要件:
以下に示す、北九州市と石炭の歩みを述べた文章の続きを、最後の文の後から書け。

課題文:
....
市街地のビルの間から、赤と白に塗られた高い煙突が間近に見えます。 その一方で緑豊かな山も近くに広がります。 北九州市はもともとが自然に囲まれた大都市で、市内にはたくさんの川も流れています。 かつて深刻な公害問題があった都市とはとても思えません。

四大工業地帯の一つに 数えられていた北九州

 目映いばかりの市街地とキラキラ輝く洞海湾に映し出されるコンビナートの光、遠くには玄界灘や周防灘も見渡せます。北九州市全域を望むことができる皿倉山からの夜景は新日本三大夜景にも選ばれています。北九州市はかつて京浜地域、中京地域、阪神地域とともに日本の四大工業地帯の一つと呼ばれ、日本の経済発展を支えてきました。
 北九州市発展の原動力となったのは筑豊で採れる石炭でした。石炭は戦国時代の頃から住民たちが自家用に篝火や薪として使っていたようです。江戸時代になり燃料としての価値が高まるにつれ、製塩業者や瓦製造業者の間での需要が高まっていき、若松から瀬戸内海を通り大阪方面まで運ばれていたようです。
....
提供資料:
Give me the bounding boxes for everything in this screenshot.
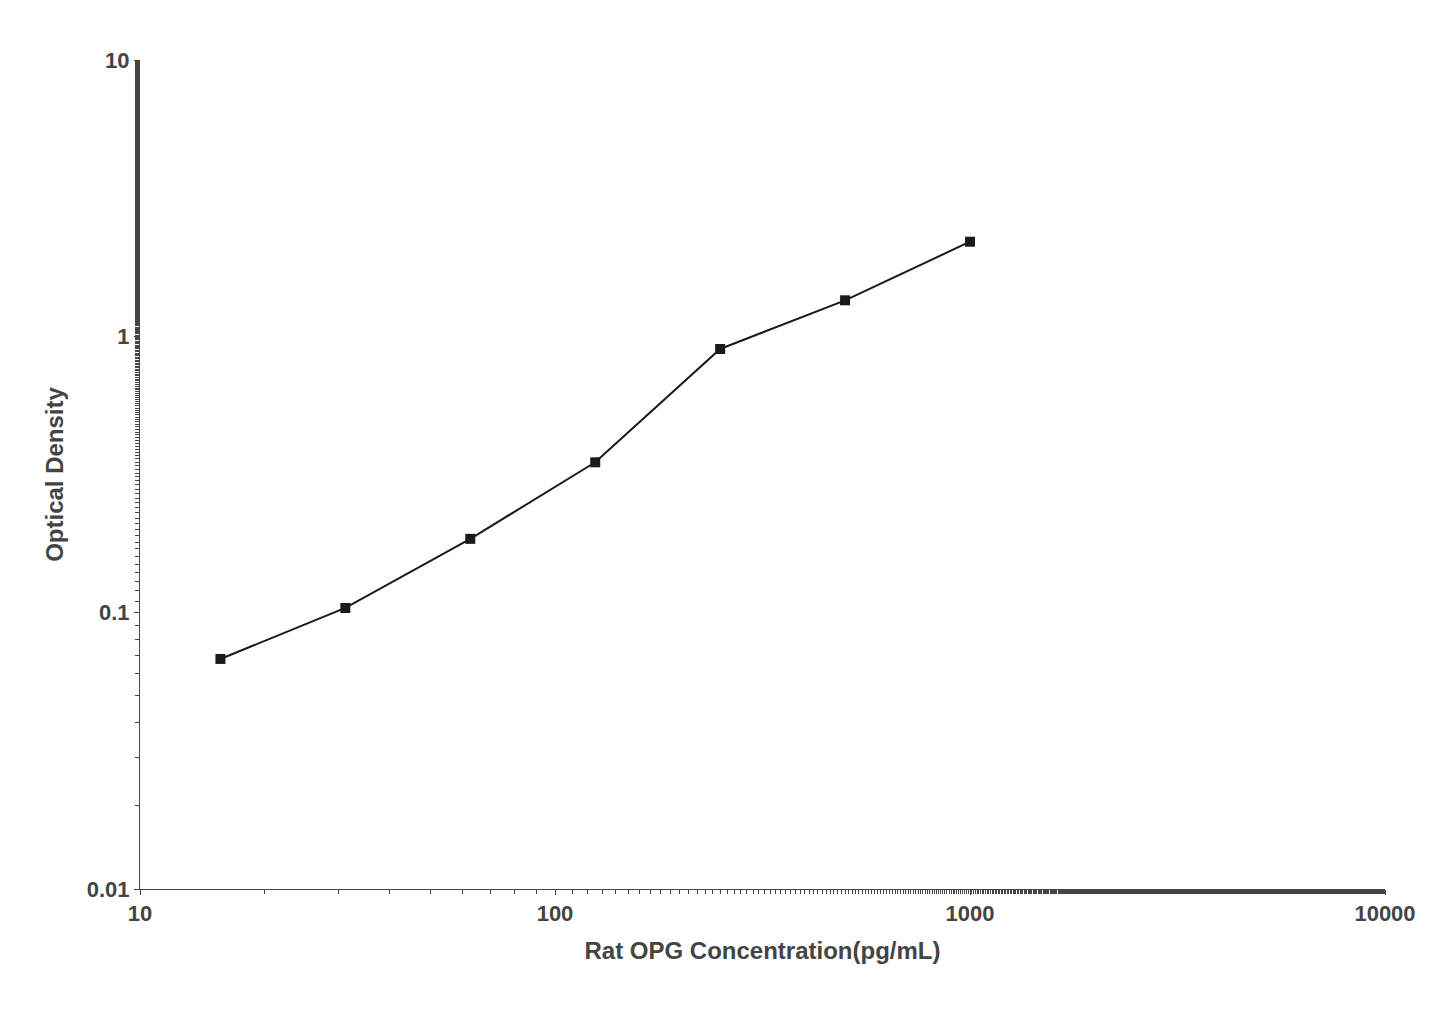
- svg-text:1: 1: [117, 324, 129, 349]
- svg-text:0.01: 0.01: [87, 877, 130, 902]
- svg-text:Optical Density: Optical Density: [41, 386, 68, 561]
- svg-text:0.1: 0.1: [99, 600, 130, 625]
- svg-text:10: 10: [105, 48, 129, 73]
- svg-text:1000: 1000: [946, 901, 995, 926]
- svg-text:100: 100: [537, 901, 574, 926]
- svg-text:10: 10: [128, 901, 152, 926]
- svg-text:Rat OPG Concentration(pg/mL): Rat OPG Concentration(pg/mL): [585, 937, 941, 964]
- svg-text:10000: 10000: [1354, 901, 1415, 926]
....
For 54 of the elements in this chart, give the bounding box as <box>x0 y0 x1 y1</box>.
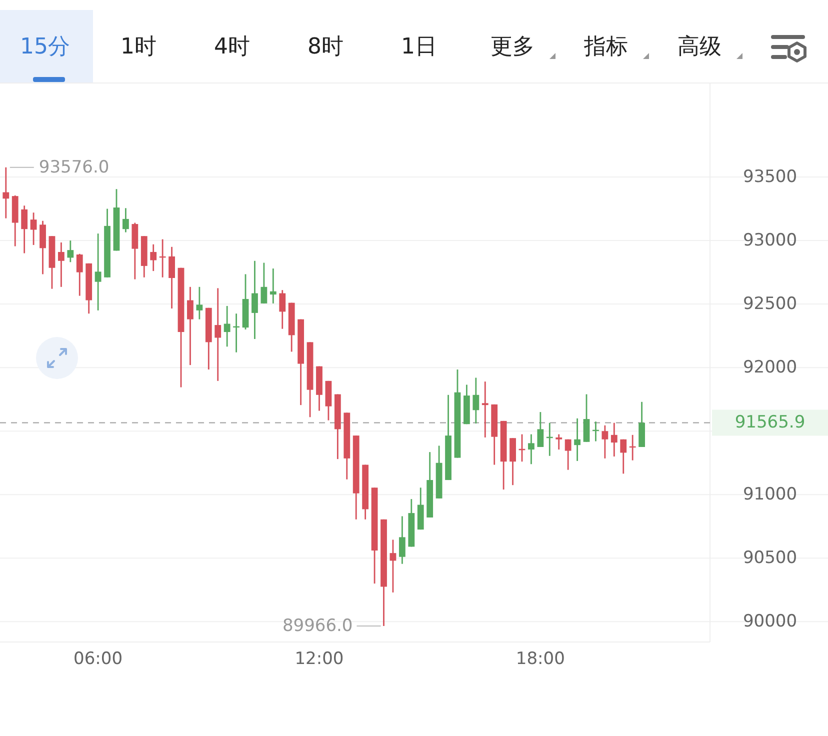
....
解答例:
 明治時代になると、欧米列強と対抗するため、政府は富国強兵、殖産興業の政策をとり、日本の近代工業化を推し進め石炭輸送のための鉄道や港湾が整備されていきます。1901年(明治34年)に官営の八幡製鉄所が操業を開始しました。その後、現在の北九州市一帯は、鉄鋼、化学をはじめとした重化学工業の街として発展を遂げていきます。

赤い橋は若松区と戸畑区を結ぶ若戸大橋です。かつてはこの辺りが洞海湾の入り口でした。

発展の象徴とされていた工場排煙

 鉄鋼と石炭の街北九州地域は第二次世界大戦で敗れた日本の復興に大きな役割を果たしました。日本の高度経済成長がはじまると北九州工業地帯はさらに発展をしていきます。
ところが経済発展を続けている傍ら、日本の各地で工場から排出される排煙や煤塵や廃水による大気や、海の汚染が進行しました。北九州地域も例外ではありません。排煙には赤や白、黒などさまざまな色がついていたため、七色の煙と呼ばれました。ただ、公害問題より経済成長が重視されていた時代です。市民の中には七色の煙を発展の象徴として捉える人もいました。
1960年頃から日本のエネルギー政策が石炭から石油へと転換されます。北九州地域のさらなる発展のため、1963年(昭和38年)に当時の門司市、小倉市、若松市、八幡市、戸畑市の5市が合併し、人口約100万人の北九州市が発足しました。

1960年代のボタ山(左)。一般の山と区別がつかなくなった現在のボタ山(右)。ボタとは選炭した後に残った石や質の悪い石炭のことで、ボタを捨ててできた山をボタ山と呼びます。石炭は重要なエネルギー源として日本の産業発展を支えてきました。 (写真左:橋本正勝氏撮影)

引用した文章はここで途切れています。